**EXERCISE DETAILS:**
Answer with one number: how many lines hold "Señora".

**RECORDS PROVIDED:**
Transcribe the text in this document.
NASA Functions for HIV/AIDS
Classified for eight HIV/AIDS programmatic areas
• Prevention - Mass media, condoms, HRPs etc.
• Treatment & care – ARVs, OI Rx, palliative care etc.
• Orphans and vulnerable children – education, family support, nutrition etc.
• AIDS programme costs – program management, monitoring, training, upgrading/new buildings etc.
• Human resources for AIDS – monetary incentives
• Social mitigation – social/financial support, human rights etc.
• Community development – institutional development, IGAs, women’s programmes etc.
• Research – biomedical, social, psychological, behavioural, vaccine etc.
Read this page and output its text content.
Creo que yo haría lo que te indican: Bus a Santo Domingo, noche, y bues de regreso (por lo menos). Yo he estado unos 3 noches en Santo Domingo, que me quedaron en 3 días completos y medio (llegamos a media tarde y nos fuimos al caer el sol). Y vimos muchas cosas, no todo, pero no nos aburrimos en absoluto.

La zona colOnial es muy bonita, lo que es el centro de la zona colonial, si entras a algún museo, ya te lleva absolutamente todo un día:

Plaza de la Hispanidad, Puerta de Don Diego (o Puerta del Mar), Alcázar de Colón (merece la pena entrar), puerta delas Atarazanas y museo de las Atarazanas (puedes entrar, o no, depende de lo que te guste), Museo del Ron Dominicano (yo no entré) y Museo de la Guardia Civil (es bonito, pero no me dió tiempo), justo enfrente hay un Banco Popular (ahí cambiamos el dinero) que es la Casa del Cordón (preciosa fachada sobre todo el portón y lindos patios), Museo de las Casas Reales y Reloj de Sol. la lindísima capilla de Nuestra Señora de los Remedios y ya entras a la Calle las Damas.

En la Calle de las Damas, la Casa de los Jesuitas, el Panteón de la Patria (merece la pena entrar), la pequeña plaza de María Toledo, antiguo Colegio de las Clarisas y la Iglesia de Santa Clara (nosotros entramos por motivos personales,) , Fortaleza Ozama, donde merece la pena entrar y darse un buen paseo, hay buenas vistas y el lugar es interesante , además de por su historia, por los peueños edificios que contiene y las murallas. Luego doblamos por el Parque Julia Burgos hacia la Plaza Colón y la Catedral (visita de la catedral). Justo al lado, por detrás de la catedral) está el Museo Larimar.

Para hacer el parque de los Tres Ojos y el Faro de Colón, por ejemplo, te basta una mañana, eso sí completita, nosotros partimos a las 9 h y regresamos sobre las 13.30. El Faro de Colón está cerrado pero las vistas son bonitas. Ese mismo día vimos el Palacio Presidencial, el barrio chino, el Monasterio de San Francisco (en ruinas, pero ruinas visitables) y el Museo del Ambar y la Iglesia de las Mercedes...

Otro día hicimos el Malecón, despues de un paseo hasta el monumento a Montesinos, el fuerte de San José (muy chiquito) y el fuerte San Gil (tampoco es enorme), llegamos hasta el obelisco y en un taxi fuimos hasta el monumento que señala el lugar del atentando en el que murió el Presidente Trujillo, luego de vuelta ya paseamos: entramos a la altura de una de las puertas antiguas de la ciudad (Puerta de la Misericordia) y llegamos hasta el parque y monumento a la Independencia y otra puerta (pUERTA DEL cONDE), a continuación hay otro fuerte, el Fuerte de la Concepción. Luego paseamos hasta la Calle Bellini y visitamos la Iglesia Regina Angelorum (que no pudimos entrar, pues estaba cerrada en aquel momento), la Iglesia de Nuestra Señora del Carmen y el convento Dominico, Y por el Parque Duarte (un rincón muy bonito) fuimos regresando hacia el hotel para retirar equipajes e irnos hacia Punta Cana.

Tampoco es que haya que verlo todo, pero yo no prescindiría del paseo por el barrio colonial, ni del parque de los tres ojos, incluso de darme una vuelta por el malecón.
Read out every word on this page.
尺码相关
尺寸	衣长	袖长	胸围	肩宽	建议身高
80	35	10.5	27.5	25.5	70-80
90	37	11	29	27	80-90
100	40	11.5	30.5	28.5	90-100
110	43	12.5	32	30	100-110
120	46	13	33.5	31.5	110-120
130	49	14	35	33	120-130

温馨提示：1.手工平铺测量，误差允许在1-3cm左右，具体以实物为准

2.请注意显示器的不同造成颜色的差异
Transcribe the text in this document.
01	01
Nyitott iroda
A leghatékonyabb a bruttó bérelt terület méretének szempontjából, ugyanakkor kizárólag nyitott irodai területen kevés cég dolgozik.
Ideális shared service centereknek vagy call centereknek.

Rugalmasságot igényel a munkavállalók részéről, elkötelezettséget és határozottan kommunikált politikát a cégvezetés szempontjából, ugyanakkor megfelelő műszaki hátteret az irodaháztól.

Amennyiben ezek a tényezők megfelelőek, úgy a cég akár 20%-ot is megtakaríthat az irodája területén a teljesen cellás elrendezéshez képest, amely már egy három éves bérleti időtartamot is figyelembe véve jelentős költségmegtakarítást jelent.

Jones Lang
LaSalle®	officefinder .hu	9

**RESULT OF THIS EXERCISE:**
2